The exercise>
Pick out each line of the records in which the word "önce" appears.

Records supplied>
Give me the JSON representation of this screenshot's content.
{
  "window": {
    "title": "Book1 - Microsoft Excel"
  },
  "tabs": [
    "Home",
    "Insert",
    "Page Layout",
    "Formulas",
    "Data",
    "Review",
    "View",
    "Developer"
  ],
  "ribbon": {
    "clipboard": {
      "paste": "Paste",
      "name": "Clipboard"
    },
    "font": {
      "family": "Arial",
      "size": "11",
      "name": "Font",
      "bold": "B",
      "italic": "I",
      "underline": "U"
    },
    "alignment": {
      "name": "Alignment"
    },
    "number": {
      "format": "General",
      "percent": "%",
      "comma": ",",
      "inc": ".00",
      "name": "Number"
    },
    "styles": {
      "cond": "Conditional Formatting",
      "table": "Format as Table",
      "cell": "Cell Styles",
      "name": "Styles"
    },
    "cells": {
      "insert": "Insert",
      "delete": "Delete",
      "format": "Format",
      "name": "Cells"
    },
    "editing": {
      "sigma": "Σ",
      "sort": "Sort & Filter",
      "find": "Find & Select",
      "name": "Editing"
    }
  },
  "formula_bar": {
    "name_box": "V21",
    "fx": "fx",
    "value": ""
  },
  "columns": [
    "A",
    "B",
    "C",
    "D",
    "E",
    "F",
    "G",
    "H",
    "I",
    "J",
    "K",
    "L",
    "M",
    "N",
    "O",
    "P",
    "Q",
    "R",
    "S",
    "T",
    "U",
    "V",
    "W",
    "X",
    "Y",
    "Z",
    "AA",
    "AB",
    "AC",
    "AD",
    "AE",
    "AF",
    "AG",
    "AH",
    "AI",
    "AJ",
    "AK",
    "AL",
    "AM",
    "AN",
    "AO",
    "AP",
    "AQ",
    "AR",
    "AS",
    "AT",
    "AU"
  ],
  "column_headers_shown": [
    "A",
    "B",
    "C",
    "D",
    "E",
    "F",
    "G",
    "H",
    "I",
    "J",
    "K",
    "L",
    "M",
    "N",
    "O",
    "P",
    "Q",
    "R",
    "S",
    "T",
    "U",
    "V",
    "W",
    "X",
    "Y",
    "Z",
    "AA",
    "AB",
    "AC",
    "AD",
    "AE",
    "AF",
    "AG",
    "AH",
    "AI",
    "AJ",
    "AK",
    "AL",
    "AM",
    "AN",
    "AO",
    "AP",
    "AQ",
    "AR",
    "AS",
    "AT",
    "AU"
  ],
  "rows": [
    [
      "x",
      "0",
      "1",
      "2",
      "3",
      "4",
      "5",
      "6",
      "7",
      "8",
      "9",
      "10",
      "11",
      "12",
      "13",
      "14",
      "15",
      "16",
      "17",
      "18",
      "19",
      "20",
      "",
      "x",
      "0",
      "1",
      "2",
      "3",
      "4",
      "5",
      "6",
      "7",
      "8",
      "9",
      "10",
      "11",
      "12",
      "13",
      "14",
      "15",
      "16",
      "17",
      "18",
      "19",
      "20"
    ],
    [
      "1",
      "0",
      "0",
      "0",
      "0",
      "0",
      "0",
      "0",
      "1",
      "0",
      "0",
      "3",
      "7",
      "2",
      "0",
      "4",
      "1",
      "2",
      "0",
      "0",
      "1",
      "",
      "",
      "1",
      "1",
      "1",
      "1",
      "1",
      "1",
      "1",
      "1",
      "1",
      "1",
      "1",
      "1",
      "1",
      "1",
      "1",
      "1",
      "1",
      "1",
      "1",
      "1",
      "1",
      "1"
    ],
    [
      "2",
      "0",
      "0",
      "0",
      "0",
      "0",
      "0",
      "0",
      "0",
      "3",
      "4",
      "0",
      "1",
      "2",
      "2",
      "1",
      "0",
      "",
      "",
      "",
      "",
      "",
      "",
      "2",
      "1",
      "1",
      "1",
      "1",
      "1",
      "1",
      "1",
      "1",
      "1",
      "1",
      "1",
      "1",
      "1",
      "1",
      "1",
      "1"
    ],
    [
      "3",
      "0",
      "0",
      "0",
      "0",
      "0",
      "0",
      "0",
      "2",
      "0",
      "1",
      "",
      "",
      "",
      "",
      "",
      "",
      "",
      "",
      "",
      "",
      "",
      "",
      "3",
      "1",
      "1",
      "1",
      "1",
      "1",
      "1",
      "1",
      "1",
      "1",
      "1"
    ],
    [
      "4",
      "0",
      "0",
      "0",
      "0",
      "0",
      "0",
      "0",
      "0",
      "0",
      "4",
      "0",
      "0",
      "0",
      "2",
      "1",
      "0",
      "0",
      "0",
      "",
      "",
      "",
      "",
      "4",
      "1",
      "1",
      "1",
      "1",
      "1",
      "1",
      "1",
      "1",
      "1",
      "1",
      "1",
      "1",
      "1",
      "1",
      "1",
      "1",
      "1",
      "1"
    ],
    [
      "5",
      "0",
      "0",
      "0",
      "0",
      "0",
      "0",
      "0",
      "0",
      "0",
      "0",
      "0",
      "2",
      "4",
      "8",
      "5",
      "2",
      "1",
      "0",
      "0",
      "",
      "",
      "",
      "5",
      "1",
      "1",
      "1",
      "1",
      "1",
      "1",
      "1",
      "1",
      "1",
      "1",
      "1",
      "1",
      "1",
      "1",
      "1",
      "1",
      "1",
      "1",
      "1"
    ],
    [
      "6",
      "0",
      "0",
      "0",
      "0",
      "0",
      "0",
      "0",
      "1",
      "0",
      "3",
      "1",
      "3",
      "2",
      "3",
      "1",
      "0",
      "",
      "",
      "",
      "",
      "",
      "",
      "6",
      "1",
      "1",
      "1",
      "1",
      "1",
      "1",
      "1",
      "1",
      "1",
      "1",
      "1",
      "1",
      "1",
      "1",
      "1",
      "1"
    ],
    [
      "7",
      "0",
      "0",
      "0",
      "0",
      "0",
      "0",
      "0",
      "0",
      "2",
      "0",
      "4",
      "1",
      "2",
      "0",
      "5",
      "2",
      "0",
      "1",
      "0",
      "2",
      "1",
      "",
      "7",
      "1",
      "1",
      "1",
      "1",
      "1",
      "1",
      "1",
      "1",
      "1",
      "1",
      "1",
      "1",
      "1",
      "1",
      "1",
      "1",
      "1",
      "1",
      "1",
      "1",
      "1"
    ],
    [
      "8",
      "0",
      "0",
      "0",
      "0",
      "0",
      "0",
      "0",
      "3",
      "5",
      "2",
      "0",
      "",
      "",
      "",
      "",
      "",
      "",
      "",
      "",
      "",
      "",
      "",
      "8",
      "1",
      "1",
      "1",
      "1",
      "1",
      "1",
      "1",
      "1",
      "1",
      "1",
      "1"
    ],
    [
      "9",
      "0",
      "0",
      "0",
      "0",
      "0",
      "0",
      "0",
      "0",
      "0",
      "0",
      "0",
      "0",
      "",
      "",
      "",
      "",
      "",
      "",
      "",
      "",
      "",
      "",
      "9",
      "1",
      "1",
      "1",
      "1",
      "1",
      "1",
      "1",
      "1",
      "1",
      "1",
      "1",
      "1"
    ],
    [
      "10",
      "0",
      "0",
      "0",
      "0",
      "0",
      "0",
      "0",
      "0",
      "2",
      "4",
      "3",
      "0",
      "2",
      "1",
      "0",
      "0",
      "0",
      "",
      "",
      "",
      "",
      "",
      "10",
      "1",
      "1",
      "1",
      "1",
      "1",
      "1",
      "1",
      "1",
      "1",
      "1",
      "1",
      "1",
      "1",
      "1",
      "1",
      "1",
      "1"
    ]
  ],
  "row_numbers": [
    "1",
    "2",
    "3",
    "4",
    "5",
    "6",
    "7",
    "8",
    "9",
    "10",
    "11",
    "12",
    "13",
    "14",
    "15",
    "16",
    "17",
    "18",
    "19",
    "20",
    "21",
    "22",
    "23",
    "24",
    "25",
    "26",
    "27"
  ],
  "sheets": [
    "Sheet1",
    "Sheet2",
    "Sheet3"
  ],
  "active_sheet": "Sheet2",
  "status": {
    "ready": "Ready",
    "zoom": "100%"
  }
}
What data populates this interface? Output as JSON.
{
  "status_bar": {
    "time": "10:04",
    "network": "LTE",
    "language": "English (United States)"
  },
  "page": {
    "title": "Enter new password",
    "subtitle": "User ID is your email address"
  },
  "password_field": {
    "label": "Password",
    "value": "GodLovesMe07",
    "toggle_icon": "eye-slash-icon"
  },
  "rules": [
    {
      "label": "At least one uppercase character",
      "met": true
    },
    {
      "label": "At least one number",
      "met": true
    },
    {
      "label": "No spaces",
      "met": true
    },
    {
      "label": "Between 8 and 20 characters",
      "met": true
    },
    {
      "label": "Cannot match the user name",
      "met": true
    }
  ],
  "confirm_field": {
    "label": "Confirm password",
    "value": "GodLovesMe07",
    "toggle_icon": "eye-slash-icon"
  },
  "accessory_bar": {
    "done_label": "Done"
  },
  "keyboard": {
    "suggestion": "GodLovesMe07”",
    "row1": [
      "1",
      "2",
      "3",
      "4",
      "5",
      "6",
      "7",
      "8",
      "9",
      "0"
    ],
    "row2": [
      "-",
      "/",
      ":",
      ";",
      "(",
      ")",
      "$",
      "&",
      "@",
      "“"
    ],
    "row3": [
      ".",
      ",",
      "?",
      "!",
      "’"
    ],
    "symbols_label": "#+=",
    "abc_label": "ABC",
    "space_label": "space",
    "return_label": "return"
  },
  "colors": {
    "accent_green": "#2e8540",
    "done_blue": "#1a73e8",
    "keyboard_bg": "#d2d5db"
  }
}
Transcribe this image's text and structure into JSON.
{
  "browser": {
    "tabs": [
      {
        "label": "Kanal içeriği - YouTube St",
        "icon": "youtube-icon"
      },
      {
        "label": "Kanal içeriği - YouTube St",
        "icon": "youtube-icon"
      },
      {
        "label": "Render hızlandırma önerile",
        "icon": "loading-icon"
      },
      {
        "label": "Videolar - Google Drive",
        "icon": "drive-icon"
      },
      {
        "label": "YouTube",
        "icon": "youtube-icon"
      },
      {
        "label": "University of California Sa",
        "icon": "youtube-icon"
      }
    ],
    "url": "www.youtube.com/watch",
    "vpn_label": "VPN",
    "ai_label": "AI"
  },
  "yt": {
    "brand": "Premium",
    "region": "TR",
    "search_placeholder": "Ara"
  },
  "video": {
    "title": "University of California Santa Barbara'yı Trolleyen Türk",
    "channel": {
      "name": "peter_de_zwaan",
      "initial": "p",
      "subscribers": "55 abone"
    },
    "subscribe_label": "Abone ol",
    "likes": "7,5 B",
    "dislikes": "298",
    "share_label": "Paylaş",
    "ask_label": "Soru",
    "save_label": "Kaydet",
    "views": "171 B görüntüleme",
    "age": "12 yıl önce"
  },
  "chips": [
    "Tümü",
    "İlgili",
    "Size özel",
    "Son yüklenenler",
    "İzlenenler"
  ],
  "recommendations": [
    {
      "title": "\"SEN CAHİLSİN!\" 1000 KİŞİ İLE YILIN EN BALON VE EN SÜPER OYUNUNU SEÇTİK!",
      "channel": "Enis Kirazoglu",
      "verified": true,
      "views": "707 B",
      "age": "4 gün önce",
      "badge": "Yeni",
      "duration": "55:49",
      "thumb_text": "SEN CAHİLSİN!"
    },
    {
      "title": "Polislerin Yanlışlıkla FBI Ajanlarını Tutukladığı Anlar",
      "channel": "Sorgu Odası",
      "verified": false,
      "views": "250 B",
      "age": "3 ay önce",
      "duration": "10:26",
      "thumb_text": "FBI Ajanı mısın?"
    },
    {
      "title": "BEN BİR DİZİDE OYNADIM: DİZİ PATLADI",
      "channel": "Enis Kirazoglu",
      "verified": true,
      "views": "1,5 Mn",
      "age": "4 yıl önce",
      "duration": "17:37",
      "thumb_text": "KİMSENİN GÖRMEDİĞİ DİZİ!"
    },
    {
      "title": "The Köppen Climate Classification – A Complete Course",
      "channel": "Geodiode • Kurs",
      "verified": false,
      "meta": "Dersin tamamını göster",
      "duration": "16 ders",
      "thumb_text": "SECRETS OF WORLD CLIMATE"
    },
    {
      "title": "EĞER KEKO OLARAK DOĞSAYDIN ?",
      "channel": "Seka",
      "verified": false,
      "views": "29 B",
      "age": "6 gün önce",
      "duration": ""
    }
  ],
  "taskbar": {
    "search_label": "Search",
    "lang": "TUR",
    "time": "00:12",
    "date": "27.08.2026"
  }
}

Complete output>
    "age": "12 yıl önce"
      "age": "4 gün önce",
      "age": "3 ay önce",
      "age": "4 yıl önce",
      "age": "6 gün önce",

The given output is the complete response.